RECORDS>
==============================

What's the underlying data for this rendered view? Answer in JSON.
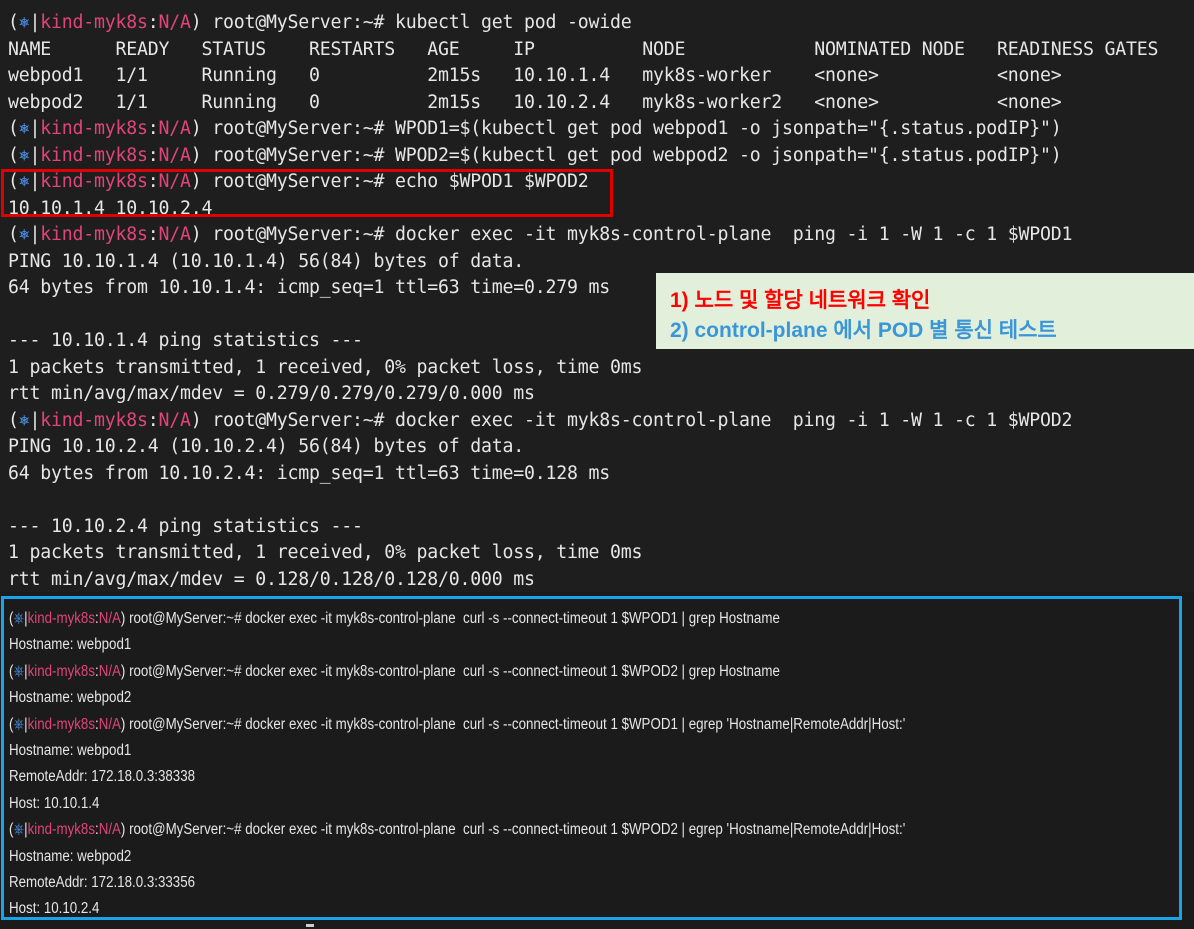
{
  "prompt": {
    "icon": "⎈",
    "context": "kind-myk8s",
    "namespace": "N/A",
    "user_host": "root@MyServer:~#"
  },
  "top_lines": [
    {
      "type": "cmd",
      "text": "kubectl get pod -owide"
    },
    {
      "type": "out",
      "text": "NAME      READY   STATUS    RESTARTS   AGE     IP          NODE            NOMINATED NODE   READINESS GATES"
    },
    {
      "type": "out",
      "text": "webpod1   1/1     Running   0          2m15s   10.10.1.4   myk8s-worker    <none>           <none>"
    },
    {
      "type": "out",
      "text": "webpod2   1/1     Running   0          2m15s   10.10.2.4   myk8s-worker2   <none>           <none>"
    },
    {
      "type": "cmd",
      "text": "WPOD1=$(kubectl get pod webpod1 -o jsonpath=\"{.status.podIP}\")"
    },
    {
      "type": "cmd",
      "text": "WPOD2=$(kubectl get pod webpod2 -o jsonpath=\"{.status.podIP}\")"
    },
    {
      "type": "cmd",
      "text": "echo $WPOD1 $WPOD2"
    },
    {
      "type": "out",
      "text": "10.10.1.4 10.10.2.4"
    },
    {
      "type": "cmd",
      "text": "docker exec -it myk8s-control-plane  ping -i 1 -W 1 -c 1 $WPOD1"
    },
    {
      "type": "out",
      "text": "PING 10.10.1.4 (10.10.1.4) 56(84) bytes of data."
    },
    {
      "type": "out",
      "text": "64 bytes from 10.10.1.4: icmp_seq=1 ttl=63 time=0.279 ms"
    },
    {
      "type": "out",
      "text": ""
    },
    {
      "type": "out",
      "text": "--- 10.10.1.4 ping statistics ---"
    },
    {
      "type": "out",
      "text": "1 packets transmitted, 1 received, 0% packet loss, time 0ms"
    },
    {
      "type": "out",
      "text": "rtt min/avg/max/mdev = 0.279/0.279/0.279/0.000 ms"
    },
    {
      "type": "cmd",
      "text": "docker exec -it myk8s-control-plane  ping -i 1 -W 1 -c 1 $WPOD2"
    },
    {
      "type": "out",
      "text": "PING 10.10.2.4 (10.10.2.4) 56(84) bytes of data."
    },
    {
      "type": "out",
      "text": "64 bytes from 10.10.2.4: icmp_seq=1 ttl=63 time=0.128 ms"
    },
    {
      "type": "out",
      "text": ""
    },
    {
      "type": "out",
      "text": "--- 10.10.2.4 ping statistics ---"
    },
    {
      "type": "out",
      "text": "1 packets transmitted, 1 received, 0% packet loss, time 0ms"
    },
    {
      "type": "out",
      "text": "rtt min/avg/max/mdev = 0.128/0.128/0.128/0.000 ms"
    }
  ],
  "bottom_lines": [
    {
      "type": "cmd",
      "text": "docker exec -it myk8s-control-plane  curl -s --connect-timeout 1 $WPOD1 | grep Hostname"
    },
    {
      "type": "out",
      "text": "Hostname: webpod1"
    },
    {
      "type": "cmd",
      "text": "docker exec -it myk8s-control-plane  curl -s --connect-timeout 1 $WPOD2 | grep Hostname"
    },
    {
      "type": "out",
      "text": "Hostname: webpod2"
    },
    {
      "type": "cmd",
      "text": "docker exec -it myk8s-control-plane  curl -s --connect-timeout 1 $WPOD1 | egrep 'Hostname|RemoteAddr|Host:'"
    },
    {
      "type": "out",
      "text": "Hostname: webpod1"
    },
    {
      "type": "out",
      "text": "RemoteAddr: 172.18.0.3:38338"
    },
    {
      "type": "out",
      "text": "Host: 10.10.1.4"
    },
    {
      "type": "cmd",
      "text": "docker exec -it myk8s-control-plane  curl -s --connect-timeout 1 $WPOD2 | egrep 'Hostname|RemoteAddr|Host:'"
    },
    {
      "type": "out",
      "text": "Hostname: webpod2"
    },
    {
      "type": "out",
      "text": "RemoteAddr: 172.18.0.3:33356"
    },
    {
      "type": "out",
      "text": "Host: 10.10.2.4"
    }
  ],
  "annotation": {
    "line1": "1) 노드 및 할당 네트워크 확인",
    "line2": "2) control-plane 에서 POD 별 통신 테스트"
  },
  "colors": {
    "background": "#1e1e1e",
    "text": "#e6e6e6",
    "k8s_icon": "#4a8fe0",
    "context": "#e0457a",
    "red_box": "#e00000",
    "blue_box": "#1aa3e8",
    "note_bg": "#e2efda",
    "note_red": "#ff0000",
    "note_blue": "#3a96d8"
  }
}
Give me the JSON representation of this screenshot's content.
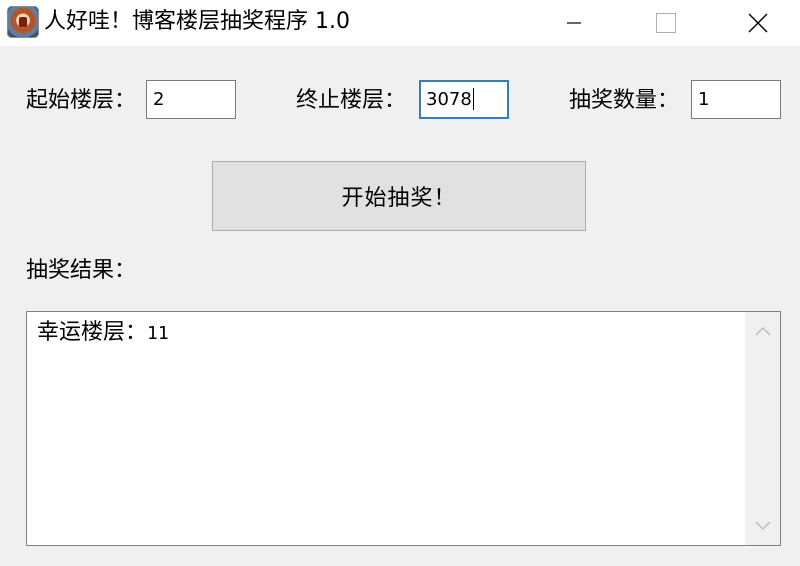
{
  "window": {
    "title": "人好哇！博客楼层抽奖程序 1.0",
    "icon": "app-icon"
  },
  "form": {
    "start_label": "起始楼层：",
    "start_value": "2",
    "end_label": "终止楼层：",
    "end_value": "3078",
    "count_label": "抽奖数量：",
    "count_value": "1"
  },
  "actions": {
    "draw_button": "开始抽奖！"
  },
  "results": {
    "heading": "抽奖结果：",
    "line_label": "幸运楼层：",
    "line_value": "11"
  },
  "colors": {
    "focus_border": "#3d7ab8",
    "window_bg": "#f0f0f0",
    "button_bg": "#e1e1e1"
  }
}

==============================

WHAT THIS TASK INVOLVES> Locate all lines in the listing above with the word "control". Copy them.

CORRECT RESULT>
      "text": "docker exec -it myk8s-control-plane  ping -i 1 -W 1 -c 1 $WPOD1"
      "text": "docker exec -it myk8s-control-plane  ping -i 1 -W 1 -c 1 $WPOD2"
      "text": "docker exec -it myk8s-control-plane  curl -s --connect-timeout 1 $WPOD1 | grep Hostname"
      "text": "docker exec -it myk8s-control-plane  curl -s --connect-timeout 1 $WPOD2 | grep Hostname"
      "text": "docker exec -it myk8s-control-plane  curl -s --connect-timeout 1 $WPOD1 | egrep 'Hostname|RemoteAddr|Host:'"
      "text": "docker exec -it myk8s-control-plane  curl -s --connect-timeout 1 $WPOD2 | egrep 'Hostname|RemoteAddr|Host:'"
    "line2": "2) control-plane 에서 POD 별 통신 테스트"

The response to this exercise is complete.